● Stored items
________________
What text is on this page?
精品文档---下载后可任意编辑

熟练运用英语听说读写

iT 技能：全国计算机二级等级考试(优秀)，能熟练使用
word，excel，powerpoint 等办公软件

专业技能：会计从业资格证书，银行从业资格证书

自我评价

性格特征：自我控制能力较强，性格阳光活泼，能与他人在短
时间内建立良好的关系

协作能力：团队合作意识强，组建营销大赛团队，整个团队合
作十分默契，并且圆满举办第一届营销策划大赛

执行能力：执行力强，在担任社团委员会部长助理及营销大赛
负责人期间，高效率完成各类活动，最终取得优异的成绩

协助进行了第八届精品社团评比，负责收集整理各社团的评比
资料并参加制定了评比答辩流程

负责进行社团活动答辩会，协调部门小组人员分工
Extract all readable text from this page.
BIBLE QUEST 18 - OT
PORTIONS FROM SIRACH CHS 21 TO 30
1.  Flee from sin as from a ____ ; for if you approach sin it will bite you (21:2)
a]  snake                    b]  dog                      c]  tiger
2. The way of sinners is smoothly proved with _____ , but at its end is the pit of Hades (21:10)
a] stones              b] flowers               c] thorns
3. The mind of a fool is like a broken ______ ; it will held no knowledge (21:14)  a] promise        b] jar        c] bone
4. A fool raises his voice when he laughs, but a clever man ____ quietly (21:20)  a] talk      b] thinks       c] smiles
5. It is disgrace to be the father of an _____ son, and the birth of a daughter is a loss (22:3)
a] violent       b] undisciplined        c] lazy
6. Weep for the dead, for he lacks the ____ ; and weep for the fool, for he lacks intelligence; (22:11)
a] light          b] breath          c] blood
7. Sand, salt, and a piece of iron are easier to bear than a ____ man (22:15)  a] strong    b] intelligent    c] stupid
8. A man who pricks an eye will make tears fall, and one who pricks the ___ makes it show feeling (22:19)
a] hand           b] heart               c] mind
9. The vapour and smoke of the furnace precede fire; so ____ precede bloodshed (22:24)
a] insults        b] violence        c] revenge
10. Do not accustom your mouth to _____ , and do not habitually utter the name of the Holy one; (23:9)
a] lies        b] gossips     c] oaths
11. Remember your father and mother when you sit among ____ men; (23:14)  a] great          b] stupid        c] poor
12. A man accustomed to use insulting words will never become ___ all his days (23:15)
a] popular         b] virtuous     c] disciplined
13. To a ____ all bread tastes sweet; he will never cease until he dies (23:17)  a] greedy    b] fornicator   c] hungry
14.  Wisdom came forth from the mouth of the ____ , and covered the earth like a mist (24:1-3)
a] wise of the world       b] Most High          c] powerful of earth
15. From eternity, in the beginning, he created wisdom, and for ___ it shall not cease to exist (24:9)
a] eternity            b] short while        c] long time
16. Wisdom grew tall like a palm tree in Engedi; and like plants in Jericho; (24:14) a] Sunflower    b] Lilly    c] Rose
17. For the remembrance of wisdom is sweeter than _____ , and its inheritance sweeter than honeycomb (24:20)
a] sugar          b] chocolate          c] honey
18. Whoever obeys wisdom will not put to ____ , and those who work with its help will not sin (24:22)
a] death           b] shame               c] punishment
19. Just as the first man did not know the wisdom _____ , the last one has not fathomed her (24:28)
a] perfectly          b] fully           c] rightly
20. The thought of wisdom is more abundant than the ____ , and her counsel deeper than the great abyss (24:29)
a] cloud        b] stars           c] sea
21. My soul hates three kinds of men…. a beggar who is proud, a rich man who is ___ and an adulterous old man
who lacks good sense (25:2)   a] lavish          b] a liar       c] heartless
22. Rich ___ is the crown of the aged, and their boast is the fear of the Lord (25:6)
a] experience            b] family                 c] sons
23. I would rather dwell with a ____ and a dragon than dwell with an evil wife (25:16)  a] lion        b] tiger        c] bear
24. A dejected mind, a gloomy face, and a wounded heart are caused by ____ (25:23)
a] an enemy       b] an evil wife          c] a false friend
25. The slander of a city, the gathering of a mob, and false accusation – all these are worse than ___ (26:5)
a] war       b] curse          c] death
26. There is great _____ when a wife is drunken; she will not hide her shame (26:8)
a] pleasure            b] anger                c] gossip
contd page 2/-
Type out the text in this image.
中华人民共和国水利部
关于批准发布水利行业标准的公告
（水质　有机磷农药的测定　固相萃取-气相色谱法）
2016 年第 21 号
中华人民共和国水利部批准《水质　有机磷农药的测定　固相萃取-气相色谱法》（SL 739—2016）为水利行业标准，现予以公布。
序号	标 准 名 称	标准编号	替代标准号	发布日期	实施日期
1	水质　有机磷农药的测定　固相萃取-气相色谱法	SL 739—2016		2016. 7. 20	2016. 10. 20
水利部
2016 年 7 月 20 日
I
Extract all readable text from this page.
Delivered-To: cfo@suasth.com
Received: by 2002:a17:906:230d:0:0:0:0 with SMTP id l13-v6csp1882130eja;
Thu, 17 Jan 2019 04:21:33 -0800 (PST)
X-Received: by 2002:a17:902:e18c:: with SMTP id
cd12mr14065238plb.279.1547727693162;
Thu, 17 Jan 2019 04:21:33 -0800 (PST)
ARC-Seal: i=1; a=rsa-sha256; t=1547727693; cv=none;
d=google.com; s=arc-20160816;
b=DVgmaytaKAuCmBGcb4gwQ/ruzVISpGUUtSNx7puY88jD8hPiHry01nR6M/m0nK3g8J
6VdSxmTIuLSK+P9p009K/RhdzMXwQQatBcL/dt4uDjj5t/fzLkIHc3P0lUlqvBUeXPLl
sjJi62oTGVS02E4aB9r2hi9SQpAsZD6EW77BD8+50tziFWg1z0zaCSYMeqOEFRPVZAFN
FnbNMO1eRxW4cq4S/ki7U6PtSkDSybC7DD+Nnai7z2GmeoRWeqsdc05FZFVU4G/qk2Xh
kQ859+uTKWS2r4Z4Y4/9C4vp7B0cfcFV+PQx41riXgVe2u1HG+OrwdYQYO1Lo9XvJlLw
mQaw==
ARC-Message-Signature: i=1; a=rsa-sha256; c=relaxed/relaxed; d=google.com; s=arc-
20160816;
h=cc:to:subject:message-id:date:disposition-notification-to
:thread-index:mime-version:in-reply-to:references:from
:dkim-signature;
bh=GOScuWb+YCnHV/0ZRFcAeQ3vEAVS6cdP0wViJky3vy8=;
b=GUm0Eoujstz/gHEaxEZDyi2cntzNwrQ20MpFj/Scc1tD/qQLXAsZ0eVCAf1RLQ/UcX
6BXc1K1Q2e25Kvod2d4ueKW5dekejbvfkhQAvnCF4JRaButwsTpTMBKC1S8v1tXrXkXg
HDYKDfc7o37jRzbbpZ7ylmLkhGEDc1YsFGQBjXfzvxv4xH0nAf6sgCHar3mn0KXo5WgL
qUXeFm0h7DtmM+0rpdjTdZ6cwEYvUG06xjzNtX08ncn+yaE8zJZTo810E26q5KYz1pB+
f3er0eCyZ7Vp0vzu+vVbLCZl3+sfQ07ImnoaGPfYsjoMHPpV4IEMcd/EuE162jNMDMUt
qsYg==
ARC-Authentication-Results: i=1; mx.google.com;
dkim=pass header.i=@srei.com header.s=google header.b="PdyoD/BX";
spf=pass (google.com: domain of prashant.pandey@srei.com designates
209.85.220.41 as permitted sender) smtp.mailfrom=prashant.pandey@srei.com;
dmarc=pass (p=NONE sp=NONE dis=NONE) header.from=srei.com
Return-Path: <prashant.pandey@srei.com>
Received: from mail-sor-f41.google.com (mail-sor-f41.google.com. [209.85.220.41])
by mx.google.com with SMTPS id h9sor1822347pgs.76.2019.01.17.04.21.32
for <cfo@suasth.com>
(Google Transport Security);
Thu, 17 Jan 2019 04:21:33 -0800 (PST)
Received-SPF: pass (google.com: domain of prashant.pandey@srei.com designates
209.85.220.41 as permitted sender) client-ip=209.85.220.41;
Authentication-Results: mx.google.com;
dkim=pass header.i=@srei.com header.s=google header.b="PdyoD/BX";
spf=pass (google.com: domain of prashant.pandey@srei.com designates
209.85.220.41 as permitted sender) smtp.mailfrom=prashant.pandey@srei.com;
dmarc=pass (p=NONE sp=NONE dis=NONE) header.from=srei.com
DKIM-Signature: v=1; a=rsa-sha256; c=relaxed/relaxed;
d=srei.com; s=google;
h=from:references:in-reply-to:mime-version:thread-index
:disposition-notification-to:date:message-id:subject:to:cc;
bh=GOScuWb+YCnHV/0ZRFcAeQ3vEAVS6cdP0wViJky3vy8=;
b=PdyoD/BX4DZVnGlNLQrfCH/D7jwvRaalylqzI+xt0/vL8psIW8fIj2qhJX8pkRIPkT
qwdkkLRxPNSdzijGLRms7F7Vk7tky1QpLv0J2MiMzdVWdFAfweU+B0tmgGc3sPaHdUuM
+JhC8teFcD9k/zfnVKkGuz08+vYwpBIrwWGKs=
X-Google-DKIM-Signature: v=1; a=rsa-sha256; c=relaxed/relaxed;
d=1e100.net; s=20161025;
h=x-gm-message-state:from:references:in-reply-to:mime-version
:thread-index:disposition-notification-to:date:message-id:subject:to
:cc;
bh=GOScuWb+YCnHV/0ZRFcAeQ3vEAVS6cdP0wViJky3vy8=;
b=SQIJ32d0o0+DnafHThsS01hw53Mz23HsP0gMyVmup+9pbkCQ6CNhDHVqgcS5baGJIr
________________
● What is required
Where a line above contains the word "father", copy that line.

● Output for this task
5. It is disgrace to be the father of an _____ son, and the birth of a daughter is a loss (22:3)
11. Remember your father and mother when you sit among ____ men; (23:14)  a] great          b] stupid        c] poor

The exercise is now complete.